(Entries from a visual dataset)
***

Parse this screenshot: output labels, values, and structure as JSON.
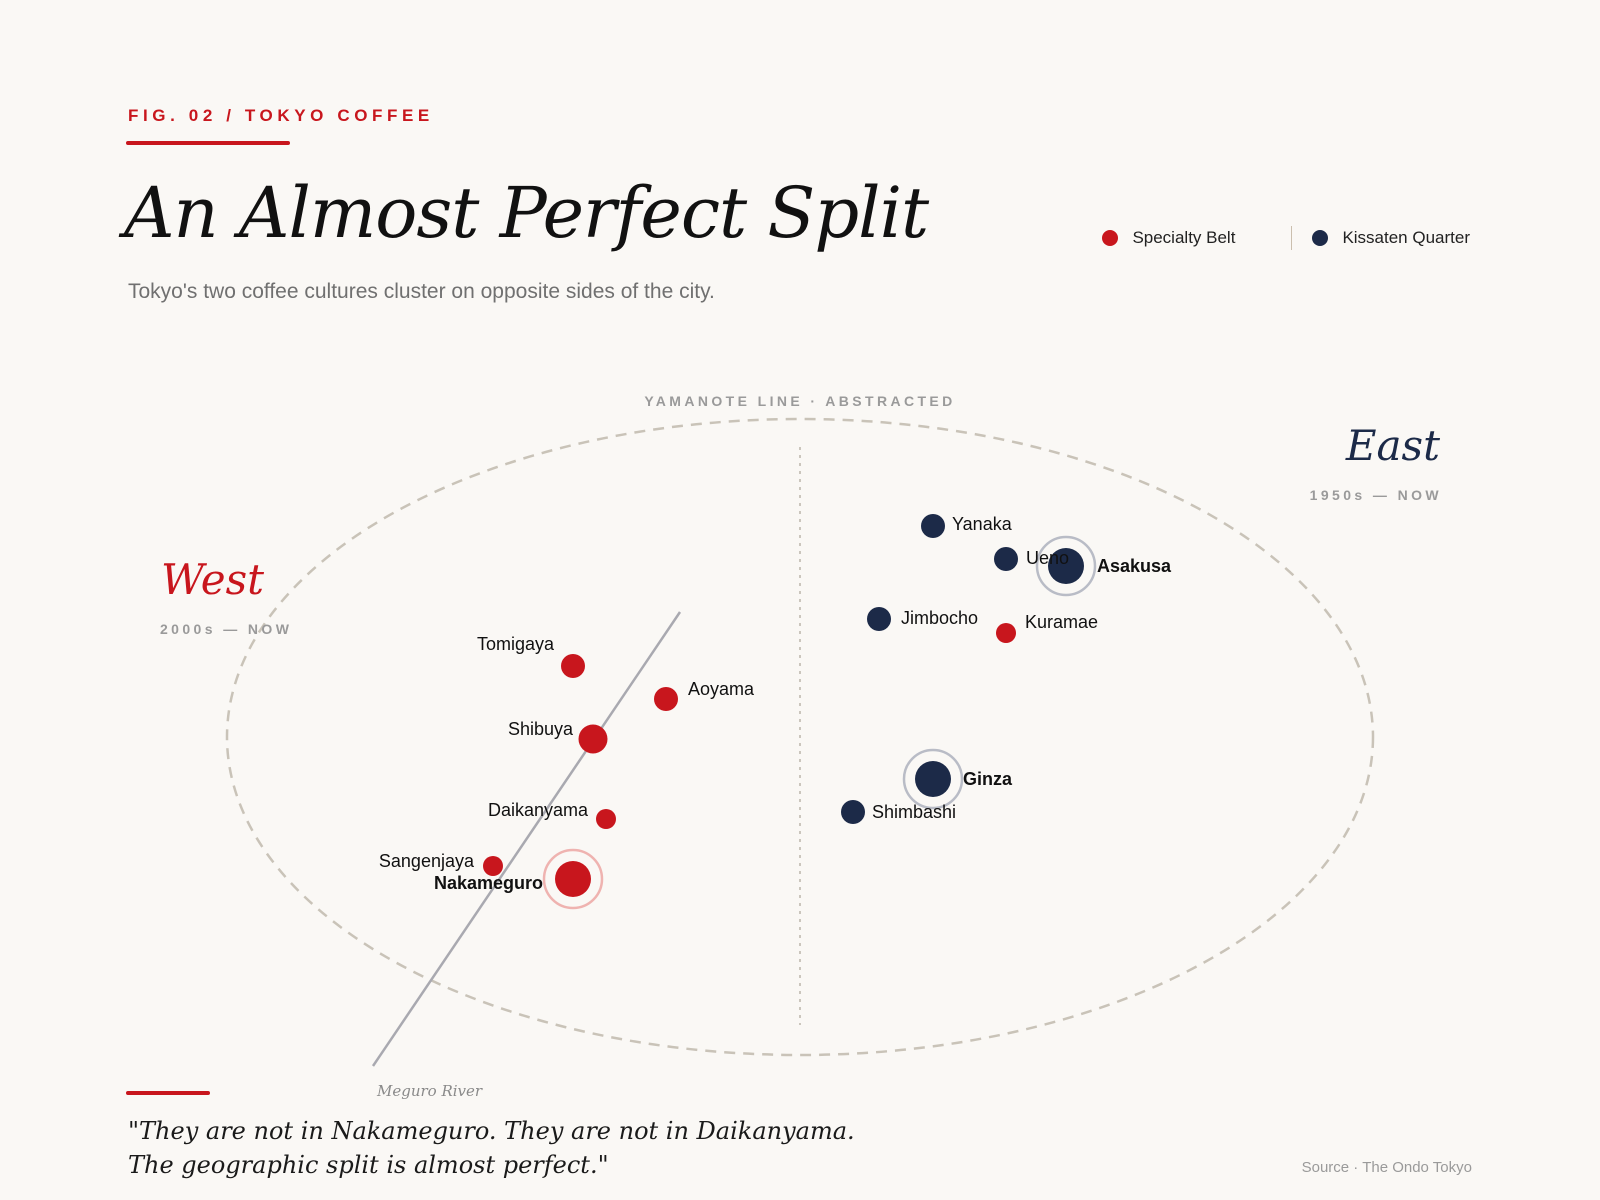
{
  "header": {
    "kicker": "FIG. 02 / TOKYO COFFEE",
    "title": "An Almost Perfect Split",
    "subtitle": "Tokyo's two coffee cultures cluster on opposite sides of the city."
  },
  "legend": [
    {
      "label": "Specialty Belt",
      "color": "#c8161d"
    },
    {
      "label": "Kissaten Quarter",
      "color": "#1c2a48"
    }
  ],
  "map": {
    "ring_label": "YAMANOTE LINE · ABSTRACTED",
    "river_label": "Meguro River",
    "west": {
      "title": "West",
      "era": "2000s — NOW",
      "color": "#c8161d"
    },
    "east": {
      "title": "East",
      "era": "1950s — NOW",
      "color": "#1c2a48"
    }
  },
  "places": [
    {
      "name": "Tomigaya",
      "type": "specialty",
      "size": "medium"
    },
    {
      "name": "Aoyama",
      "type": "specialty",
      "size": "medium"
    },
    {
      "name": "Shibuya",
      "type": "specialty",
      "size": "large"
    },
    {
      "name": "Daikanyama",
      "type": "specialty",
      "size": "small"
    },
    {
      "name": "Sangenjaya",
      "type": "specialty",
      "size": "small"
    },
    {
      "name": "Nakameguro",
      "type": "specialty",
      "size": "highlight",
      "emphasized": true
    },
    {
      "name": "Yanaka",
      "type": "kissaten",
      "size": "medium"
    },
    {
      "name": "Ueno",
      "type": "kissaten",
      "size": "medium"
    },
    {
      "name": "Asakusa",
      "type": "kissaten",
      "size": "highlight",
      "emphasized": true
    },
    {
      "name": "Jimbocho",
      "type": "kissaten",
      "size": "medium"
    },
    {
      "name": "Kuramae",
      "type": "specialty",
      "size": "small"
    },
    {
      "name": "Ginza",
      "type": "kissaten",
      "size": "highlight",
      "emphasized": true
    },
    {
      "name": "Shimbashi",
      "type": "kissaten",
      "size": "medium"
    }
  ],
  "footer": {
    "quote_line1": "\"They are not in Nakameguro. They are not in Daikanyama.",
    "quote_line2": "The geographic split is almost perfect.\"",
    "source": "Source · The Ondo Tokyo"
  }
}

***

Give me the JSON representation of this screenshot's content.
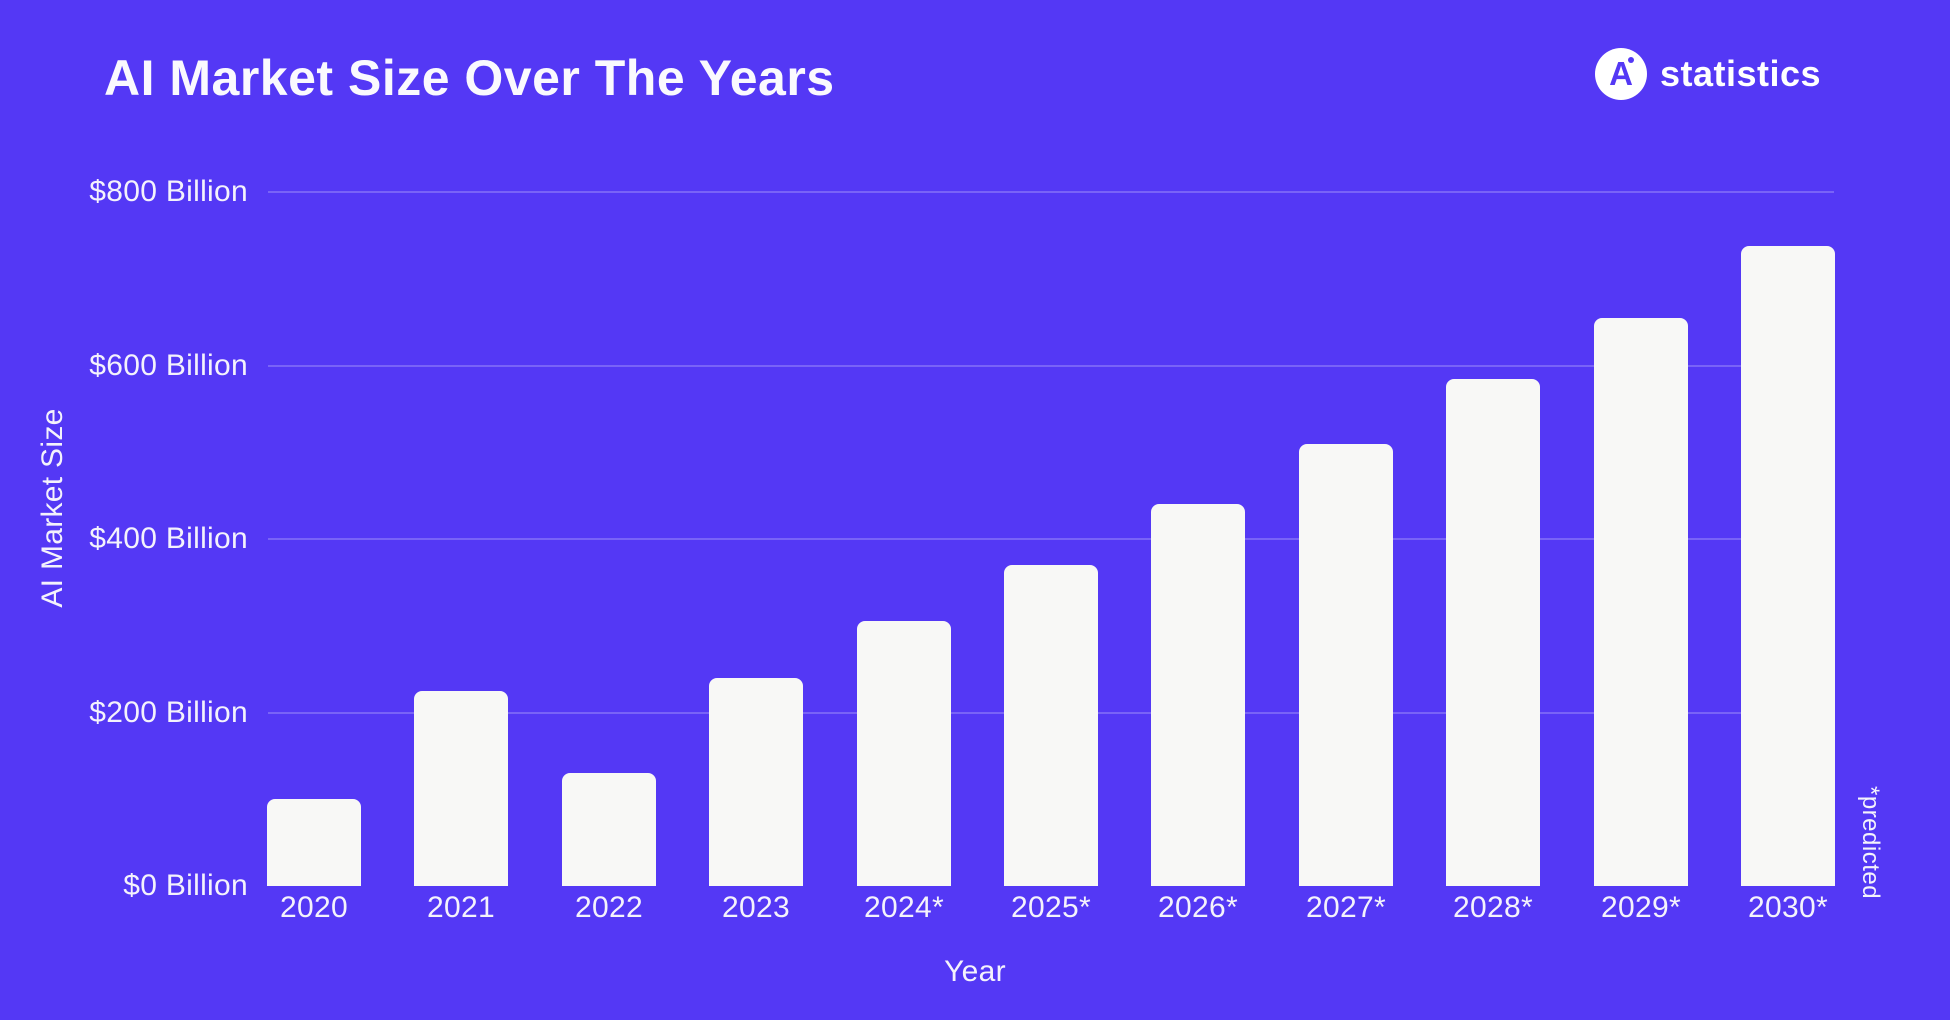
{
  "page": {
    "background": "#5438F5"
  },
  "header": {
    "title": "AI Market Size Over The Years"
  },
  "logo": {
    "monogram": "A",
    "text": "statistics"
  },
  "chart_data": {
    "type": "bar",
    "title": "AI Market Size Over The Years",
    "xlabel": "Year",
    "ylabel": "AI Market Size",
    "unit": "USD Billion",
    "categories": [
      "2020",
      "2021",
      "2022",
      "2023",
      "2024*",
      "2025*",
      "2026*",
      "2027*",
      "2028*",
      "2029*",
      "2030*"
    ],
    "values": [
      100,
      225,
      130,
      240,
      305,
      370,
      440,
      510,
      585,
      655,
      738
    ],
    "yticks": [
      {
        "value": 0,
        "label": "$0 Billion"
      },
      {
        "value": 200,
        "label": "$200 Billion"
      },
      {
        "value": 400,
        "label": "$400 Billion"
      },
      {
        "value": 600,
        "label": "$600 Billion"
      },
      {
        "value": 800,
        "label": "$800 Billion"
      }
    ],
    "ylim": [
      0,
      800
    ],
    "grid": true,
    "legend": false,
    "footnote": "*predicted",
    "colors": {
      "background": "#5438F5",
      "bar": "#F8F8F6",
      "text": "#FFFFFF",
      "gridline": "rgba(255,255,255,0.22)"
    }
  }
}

***

Copy each line from the data above that includes "screenshot".

Parse this screenshot: output labels, values, and structure as JSON.
Give me the JSON representation of this screenshot's content.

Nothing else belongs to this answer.